What this task involves: Scan the listing below and copy every line holding "Behavioral".

>> Start

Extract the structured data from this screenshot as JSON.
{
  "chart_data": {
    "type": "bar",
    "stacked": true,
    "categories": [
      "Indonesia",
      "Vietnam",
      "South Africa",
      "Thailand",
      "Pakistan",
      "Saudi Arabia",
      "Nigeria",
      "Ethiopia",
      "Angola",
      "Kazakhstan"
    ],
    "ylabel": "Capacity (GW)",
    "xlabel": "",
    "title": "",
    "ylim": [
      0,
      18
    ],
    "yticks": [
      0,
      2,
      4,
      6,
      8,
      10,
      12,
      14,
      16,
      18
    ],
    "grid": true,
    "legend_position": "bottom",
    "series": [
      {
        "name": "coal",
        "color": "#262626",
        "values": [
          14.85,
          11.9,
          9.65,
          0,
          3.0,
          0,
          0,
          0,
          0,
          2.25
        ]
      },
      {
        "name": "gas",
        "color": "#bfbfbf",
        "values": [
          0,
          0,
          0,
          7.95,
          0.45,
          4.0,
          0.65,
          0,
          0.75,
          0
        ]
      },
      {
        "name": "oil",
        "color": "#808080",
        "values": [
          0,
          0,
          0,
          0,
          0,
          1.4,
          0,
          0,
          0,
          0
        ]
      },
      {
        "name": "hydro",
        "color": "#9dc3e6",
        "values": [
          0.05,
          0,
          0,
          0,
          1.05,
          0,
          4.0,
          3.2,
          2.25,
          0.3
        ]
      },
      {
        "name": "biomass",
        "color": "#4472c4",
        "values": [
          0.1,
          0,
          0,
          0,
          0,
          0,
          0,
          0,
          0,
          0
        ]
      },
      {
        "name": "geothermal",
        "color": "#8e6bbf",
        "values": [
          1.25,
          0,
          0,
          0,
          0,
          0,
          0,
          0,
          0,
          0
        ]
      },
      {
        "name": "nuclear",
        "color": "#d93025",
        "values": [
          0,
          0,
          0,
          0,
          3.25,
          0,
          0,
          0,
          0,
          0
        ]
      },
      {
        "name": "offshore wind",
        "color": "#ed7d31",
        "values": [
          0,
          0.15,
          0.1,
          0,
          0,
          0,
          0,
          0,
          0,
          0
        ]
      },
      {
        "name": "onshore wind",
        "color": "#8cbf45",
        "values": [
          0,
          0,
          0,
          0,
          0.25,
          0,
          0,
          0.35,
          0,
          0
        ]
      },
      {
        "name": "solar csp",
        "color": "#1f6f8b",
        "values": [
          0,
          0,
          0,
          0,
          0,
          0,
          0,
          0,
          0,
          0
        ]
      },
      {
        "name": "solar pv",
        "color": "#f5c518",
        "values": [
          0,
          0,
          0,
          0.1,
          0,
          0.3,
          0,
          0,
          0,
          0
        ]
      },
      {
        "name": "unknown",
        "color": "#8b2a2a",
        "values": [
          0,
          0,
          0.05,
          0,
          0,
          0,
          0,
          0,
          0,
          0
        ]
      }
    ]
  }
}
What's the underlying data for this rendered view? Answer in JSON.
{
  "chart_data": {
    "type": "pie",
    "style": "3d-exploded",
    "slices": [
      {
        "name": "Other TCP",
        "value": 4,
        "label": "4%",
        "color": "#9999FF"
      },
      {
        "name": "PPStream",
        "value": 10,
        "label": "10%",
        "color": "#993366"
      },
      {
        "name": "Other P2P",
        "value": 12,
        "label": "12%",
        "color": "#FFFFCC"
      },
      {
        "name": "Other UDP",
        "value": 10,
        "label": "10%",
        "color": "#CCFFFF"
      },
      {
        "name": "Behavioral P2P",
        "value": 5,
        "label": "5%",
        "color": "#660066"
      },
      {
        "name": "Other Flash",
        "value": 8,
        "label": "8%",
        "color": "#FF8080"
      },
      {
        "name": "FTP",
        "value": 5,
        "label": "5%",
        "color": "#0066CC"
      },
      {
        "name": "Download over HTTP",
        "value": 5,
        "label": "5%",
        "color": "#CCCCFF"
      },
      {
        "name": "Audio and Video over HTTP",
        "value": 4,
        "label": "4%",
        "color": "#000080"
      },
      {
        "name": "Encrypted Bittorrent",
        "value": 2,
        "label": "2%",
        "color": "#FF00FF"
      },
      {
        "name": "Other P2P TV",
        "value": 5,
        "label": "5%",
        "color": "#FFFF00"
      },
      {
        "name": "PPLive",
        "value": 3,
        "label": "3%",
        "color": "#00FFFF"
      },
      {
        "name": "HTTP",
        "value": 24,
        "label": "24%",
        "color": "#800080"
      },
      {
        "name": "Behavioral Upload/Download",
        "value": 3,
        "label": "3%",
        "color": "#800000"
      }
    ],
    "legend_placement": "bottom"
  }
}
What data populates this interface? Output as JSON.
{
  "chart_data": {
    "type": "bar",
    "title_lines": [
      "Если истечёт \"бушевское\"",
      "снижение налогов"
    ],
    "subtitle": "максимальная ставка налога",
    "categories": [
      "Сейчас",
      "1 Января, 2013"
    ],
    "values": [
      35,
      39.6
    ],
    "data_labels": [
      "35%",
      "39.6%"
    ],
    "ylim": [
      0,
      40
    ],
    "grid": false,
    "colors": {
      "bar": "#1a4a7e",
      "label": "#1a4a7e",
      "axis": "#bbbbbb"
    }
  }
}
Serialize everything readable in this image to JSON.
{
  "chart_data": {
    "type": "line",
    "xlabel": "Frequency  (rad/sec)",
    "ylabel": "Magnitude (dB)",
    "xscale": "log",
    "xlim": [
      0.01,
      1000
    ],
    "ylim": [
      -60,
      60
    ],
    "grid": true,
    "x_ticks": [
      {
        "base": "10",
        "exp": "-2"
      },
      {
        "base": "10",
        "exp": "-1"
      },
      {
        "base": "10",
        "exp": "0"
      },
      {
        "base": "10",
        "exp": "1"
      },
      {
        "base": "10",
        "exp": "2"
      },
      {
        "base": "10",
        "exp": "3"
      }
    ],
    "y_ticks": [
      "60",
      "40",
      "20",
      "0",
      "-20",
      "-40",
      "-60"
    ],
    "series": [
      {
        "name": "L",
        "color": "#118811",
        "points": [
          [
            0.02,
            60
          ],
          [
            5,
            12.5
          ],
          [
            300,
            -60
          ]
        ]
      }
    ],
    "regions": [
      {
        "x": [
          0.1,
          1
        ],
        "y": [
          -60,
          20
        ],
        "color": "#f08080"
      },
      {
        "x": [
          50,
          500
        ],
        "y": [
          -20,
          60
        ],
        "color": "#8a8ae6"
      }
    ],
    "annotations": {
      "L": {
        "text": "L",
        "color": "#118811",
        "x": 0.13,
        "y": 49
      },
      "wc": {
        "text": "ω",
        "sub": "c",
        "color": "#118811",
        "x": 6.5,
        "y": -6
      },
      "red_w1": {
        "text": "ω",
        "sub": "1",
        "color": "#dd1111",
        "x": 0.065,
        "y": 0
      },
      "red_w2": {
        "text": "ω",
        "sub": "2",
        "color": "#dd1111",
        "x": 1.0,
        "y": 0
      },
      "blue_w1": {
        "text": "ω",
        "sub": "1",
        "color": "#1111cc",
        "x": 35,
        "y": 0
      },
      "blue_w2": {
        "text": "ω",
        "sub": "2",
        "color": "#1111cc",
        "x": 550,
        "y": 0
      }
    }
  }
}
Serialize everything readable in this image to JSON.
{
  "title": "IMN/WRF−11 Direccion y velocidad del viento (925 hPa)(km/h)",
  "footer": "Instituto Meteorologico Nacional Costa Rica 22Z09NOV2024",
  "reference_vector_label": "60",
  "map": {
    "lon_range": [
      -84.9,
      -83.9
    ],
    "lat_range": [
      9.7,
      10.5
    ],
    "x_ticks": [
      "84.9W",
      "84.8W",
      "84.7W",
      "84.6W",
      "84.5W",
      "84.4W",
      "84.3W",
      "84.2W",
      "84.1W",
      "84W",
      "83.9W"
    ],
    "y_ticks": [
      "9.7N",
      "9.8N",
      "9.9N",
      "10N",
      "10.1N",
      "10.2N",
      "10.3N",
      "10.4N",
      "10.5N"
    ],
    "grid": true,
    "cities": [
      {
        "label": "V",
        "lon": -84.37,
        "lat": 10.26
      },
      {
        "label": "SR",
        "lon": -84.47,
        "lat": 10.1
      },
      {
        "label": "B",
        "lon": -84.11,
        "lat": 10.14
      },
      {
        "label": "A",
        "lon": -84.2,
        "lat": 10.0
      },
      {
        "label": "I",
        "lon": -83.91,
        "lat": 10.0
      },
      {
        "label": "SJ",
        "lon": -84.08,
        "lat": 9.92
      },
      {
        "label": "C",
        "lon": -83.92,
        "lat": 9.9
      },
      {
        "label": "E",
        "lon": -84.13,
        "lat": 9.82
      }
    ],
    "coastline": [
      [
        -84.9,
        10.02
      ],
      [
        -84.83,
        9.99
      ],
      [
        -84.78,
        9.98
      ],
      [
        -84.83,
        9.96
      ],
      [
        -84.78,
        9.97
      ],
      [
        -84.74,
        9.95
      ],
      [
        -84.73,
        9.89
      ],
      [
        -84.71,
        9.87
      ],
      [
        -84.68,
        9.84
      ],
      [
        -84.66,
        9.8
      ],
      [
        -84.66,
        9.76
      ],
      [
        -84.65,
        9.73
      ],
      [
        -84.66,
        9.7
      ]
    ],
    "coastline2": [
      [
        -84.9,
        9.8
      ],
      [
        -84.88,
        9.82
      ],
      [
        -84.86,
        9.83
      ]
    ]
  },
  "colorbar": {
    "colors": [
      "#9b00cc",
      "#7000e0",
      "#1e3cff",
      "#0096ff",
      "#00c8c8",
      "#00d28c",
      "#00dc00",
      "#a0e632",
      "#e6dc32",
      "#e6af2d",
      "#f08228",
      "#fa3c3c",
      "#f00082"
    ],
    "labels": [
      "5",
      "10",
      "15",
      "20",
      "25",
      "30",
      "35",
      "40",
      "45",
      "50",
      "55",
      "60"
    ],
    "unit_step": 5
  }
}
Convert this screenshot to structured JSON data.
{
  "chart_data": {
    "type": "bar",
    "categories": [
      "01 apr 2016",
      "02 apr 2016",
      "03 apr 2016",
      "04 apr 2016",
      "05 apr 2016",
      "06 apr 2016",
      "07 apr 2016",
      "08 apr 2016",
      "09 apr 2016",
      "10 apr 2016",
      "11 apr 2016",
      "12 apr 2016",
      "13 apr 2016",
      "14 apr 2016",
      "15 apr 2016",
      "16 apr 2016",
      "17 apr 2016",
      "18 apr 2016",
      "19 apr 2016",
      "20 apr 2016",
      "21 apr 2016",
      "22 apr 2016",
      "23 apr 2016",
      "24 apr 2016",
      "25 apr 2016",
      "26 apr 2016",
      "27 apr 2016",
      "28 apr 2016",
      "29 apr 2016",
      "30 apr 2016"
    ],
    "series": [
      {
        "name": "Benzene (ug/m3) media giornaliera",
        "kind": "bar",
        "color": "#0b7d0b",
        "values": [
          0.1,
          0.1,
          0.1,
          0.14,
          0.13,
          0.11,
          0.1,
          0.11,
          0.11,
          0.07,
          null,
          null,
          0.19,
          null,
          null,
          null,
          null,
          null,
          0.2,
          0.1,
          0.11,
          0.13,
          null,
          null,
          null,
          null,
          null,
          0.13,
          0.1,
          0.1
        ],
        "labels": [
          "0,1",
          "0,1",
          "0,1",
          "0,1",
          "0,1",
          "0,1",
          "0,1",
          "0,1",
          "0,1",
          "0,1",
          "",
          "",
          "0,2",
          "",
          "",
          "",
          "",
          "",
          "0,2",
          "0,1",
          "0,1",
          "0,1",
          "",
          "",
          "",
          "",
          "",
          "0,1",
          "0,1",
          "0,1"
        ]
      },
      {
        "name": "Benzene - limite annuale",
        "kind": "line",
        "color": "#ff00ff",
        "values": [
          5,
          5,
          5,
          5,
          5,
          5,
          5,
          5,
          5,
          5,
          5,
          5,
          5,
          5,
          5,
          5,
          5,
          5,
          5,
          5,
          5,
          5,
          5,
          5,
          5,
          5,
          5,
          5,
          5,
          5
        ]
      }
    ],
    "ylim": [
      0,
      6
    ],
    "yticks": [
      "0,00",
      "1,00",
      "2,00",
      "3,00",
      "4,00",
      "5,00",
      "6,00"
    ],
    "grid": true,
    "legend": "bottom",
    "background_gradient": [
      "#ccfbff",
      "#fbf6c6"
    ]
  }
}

>> End

The response:
        "name": "Behavioral P2P",
        "name": "Behavioral Upload/Download",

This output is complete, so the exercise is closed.